(GOAL)
Search the data for the string "ราชมงคลศร" and extract every line where it appears.

------ LISTING

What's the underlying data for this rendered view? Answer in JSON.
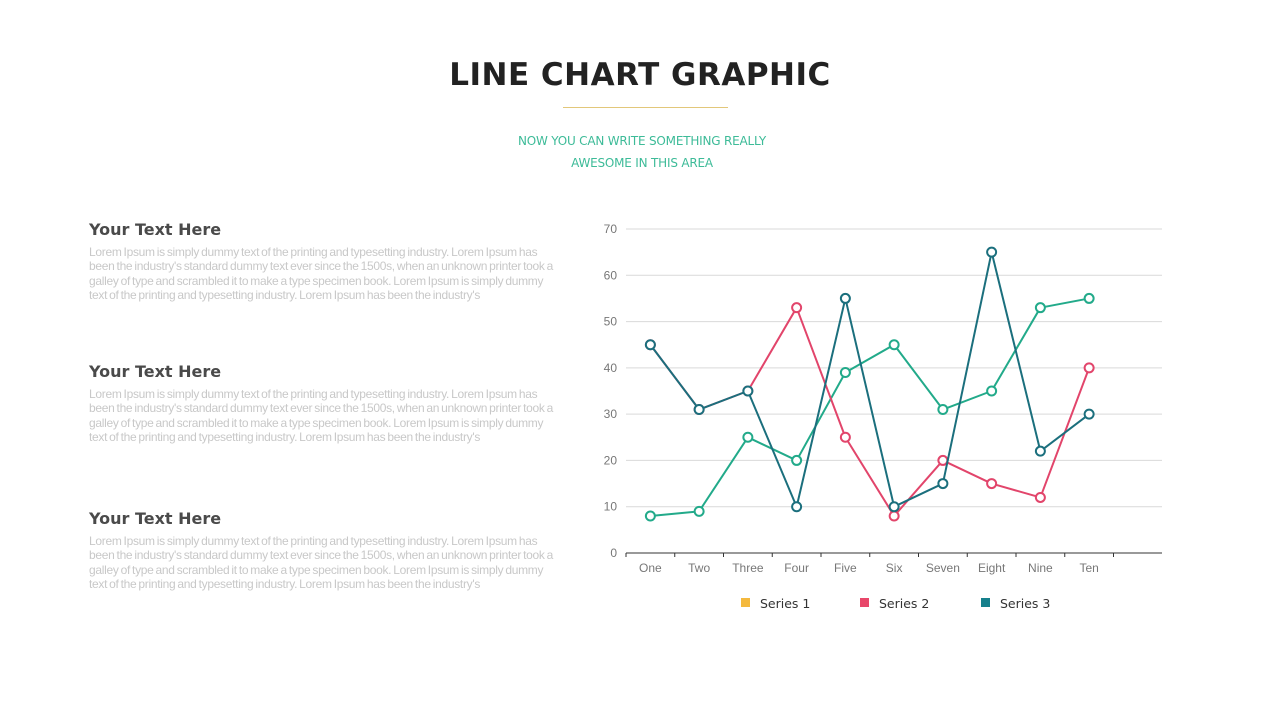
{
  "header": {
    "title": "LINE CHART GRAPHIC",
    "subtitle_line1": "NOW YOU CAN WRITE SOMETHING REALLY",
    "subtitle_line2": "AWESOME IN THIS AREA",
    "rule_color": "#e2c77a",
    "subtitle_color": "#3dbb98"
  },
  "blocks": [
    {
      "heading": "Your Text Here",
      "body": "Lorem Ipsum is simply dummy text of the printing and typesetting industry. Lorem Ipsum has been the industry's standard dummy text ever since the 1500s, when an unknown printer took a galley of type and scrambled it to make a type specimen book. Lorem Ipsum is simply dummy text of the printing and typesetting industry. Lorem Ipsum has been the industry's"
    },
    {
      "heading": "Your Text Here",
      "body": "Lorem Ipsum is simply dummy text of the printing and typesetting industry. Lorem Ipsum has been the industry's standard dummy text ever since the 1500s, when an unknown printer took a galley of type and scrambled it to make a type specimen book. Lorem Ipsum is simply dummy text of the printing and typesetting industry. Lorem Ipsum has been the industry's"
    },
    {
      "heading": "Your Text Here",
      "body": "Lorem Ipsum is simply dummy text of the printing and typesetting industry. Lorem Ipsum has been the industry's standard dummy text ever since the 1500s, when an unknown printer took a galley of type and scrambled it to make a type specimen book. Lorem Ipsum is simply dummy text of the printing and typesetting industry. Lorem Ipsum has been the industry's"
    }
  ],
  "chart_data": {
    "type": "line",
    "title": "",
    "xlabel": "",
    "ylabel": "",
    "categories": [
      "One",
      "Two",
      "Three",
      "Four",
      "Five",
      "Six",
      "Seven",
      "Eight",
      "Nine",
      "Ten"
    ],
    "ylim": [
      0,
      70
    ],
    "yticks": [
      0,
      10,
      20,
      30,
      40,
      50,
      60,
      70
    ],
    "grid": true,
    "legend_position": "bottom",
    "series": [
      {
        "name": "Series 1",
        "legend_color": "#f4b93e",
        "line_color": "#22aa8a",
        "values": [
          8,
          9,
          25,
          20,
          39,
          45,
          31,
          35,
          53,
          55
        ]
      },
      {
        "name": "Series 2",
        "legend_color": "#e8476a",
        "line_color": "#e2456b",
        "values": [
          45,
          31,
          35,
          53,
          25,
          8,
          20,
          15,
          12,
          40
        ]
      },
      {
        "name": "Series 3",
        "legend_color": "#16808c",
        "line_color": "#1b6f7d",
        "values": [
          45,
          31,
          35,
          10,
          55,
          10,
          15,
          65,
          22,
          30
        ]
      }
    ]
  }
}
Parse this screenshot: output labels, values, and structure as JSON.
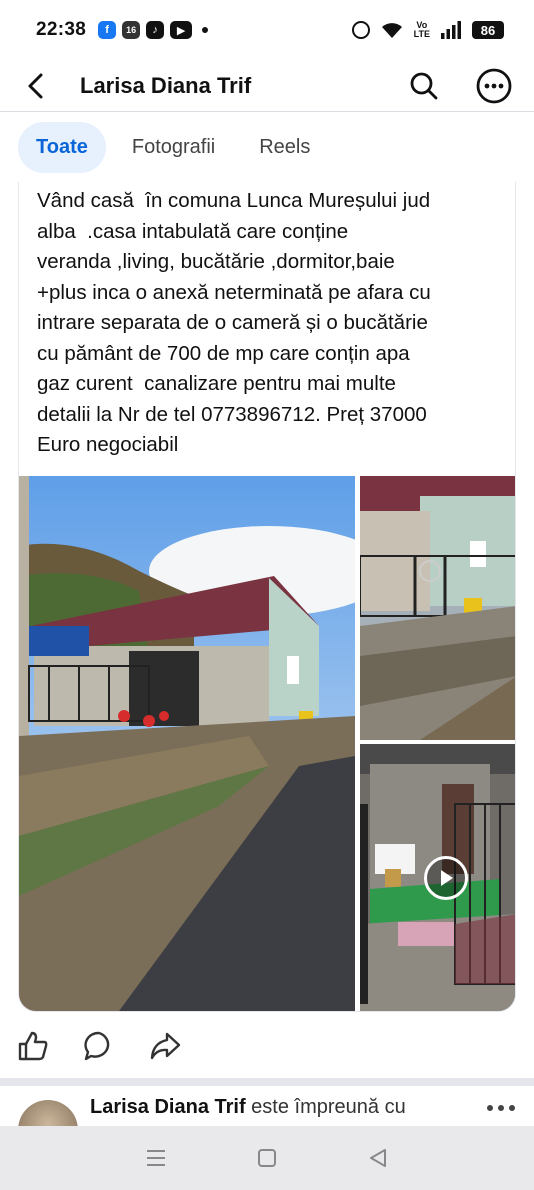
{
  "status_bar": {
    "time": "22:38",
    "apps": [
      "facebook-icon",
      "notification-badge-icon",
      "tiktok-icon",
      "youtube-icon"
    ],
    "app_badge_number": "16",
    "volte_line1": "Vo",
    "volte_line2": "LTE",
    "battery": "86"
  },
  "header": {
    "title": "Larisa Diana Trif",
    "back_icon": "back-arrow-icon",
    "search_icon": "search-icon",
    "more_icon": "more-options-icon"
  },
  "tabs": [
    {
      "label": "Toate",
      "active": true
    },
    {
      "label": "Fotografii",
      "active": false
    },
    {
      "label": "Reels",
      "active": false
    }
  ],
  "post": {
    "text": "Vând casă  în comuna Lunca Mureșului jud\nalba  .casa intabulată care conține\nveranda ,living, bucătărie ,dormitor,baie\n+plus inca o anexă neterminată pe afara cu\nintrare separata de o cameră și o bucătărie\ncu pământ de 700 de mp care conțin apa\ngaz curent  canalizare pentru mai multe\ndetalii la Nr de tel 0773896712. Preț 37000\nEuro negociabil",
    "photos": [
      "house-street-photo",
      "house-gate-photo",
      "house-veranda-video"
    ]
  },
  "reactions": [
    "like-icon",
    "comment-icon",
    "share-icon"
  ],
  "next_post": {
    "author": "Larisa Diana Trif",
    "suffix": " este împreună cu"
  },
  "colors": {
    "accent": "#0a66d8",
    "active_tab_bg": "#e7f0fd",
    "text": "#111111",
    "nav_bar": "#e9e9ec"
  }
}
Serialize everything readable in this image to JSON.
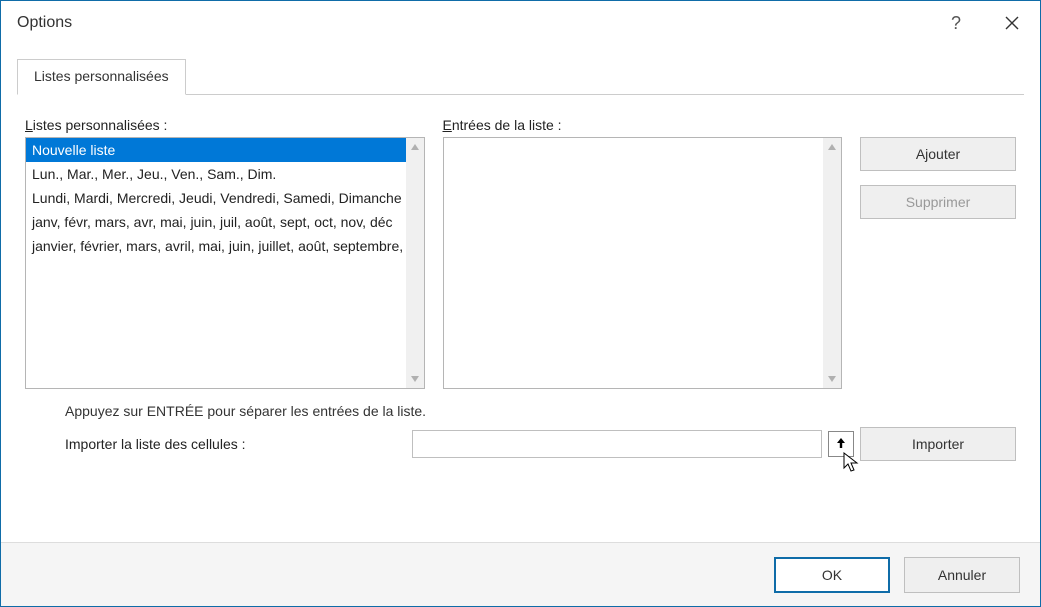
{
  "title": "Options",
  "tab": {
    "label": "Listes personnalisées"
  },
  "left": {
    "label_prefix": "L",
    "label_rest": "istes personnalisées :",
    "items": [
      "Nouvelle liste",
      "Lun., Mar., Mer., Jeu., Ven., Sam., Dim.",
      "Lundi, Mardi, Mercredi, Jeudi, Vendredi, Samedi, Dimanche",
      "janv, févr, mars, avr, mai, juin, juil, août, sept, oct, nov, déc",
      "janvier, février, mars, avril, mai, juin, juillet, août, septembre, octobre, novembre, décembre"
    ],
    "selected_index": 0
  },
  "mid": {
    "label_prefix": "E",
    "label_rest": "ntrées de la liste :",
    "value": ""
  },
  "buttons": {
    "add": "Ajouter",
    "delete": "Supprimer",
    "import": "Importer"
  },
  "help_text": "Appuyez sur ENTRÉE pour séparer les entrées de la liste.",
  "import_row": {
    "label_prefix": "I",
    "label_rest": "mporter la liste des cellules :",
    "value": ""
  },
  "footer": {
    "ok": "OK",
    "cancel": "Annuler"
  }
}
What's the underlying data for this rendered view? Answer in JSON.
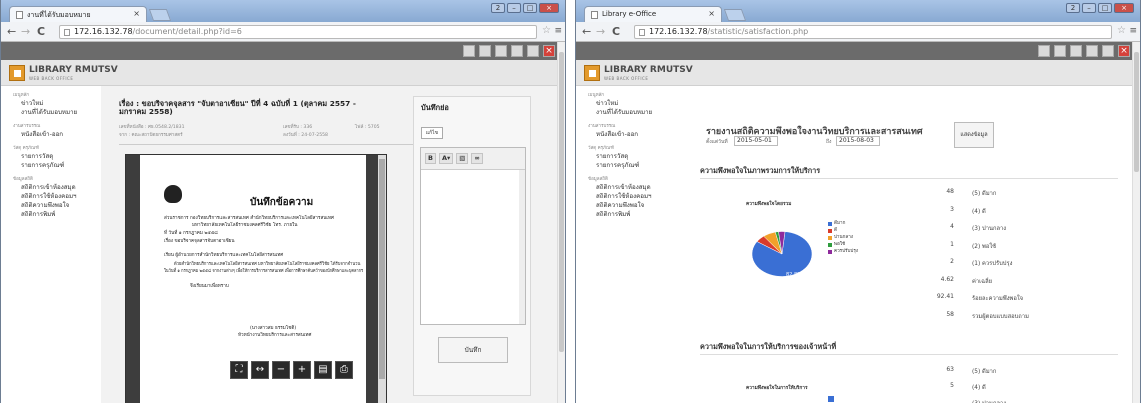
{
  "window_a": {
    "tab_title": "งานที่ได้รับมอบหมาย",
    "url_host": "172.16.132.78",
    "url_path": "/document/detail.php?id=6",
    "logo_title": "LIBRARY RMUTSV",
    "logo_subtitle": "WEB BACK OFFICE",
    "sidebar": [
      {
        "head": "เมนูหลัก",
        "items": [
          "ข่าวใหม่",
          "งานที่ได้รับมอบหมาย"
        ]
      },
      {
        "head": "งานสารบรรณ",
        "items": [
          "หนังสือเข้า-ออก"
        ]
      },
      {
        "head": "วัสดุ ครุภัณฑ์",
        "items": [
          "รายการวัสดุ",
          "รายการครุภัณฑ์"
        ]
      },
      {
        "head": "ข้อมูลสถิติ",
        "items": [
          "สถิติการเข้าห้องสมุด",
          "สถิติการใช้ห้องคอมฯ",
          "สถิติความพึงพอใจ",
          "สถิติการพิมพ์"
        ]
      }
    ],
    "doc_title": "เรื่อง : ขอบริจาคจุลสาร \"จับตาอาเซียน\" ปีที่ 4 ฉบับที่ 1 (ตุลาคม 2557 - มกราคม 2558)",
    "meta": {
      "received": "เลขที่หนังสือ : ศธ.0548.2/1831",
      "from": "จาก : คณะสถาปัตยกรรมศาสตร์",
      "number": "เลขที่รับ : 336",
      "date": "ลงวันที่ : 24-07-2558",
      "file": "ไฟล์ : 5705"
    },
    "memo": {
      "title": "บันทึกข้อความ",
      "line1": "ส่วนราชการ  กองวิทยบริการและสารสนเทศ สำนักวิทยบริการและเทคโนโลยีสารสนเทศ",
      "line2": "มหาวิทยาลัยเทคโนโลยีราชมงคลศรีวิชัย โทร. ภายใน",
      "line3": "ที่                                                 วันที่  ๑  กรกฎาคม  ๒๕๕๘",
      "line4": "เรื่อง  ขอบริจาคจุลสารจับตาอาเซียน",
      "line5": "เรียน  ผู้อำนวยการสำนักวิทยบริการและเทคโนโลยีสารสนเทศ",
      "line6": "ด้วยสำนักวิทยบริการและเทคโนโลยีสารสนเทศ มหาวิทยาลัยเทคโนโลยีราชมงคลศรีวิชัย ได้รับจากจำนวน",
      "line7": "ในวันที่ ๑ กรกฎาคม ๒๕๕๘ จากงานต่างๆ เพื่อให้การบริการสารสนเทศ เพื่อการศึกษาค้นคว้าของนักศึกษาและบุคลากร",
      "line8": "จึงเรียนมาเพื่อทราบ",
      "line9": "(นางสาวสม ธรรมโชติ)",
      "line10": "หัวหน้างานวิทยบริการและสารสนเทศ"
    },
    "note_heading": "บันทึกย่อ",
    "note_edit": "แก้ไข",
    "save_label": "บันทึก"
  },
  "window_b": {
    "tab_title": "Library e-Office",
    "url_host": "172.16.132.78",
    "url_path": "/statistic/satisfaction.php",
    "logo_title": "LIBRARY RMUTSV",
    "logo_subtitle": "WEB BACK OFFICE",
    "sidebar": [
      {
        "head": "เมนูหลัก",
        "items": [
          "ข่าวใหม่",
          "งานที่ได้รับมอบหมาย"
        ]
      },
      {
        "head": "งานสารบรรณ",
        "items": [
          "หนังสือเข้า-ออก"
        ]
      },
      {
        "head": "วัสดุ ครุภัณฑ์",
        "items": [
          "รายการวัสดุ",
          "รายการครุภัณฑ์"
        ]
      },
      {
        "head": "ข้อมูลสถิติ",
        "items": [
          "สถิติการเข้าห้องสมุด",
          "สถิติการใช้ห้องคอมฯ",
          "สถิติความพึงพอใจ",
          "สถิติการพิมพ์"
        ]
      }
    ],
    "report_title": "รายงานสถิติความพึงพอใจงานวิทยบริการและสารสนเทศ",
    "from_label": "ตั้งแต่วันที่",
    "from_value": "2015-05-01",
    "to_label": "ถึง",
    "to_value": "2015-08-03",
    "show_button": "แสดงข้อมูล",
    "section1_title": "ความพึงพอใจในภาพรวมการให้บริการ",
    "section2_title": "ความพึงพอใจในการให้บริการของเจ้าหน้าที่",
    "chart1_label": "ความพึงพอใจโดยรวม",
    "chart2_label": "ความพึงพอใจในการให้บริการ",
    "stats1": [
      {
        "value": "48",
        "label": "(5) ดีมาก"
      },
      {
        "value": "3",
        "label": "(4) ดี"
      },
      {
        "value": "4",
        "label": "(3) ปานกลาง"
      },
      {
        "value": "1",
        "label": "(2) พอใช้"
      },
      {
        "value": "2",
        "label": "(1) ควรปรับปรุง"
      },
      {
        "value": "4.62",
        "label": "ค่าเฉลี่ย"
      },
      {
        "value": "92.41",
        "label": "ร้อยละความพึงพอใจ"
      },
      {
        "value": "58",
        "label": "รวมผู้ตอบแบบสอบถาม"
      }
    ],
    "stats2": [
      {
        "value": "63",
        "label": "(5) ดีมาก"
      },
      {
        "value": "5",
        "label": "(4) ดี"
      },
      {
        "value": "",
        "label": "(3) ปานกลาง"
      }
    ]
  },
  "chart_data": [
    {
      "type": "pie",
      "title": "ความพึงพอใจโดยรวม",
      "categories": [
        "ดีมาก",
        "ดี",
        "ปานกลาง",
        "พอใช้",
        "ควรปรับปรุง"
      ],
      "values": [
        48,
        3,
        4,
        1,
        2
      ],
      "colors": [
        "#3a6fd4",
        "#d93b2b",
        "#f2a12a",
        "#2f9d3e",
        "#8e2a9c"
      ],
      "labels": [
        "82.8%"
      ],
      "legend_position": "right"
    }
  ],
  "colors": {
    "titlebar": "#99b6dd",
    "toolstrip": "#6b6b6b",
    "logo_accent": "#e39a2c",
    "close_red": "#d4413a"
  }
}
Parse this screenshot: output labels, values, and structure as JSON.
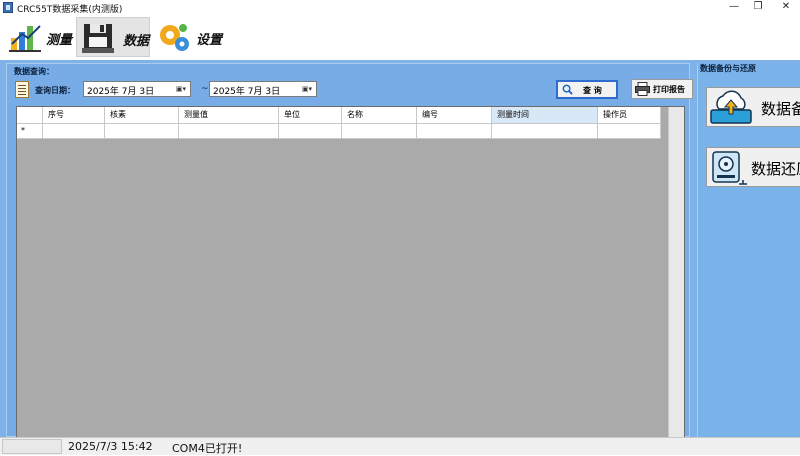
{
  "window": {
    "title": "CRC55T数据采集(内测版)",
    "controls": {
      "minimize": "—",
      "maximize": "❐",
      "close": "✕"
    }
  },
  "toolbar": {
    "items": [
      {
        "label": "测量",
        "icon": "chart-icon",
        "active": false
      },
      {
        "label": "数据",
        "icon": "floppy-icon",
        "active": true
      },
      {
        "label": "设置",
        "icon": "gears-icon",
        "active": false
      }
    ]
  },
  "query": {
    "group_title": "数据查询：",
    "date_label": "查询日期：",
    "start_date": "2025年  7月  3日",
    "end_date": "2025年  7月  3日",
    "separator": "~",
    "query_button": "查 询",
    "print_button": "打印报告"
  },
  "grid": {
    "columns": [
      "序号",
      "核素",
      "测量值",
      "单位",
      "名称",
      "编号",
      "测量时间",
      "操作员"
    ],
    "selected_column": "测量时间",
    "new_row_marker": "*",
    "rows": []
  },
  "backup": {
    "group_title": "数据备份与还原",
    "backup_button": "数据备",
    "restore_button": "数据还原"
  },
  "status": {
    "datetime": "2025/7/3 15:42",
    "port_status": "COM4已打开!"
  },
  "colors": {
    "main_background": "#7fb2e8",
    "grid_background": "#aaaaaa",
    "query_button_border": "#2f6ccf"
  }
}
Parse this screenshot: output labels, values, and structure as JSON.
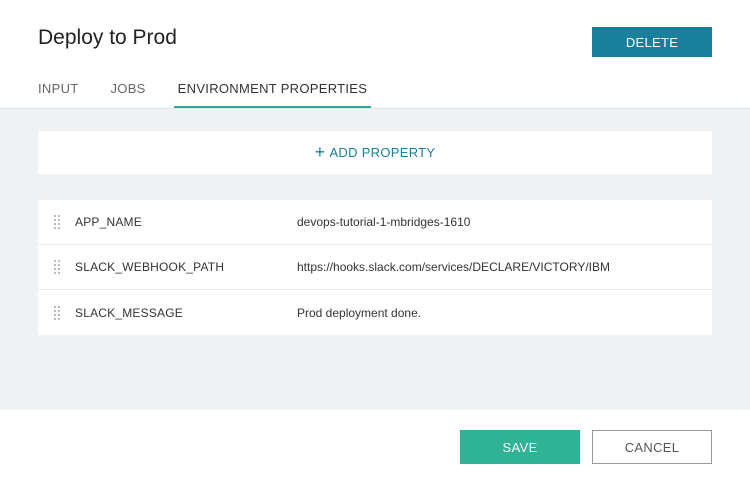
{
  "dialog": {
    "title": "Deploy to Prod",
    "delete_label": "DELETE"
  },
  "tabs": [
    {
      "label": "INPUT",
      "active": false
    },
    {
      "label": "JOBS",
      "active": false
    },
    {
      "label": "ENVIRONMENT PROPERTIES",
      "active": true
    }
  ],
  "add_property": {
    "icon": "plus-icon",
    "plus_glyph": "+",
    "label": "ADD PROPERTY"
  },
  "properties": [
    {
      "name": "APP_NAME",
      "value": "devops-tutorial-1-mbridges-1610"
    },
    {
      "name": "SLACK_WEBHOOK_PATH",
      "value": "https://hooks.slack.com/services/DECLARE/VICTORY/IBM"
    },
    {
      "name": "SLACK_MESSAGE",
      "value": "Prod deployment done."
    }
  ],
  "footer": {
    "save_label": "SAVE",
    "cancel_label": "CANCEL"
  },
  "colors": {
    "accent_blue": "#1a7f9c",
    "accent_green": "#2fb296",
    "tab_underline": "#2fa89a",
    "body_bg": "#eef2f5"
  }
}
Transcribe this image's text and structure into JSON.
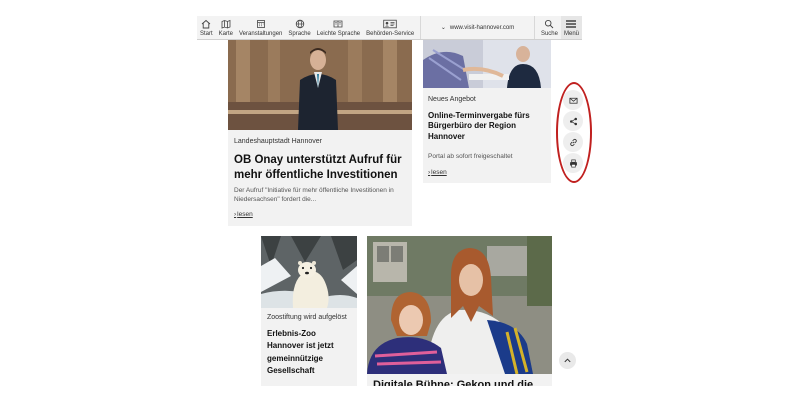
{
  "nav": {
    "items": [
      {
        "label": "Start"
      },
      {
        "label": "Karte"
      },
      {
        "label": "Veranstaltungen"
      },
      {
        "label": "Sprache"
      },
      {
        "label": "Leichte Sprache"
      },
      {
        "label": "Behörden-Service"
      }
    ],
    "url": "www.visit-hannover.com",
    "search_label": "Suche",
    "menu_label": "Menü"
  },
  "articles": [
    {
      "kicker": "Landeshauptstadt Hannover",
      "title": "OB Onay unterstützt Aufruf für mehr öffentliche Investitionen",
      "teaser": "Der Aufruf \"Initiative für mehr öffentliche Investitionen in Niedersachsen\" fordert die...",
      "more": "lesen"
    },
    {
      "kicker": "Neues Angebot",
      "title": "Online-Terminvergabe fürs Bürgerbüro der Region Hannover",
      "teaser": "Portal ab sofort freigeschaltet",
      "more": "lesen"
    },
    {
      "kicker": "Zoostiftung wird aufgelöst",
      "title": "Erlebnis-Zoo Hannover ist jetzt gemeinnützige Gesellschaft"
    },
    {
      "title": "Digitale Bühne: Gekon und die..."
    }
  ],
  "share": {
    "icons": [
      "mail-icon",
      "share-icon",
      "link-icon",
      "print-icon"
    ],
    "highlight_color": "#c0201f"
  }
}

------------

(EXERCISE RESPONSE)
      "line2": "มหาวิทยาลัยเทคโนโลยีราชมงคลศรีวิชัย โทร. ภายใน",
      "line6": "ด้วยสำนักวิทยบริการและเทคโนโลยีสารสนเทศ มหาวิทยาลัยเทคโนโลยีราชมงคลศรีวิชัย ได้รับจากจำนวน",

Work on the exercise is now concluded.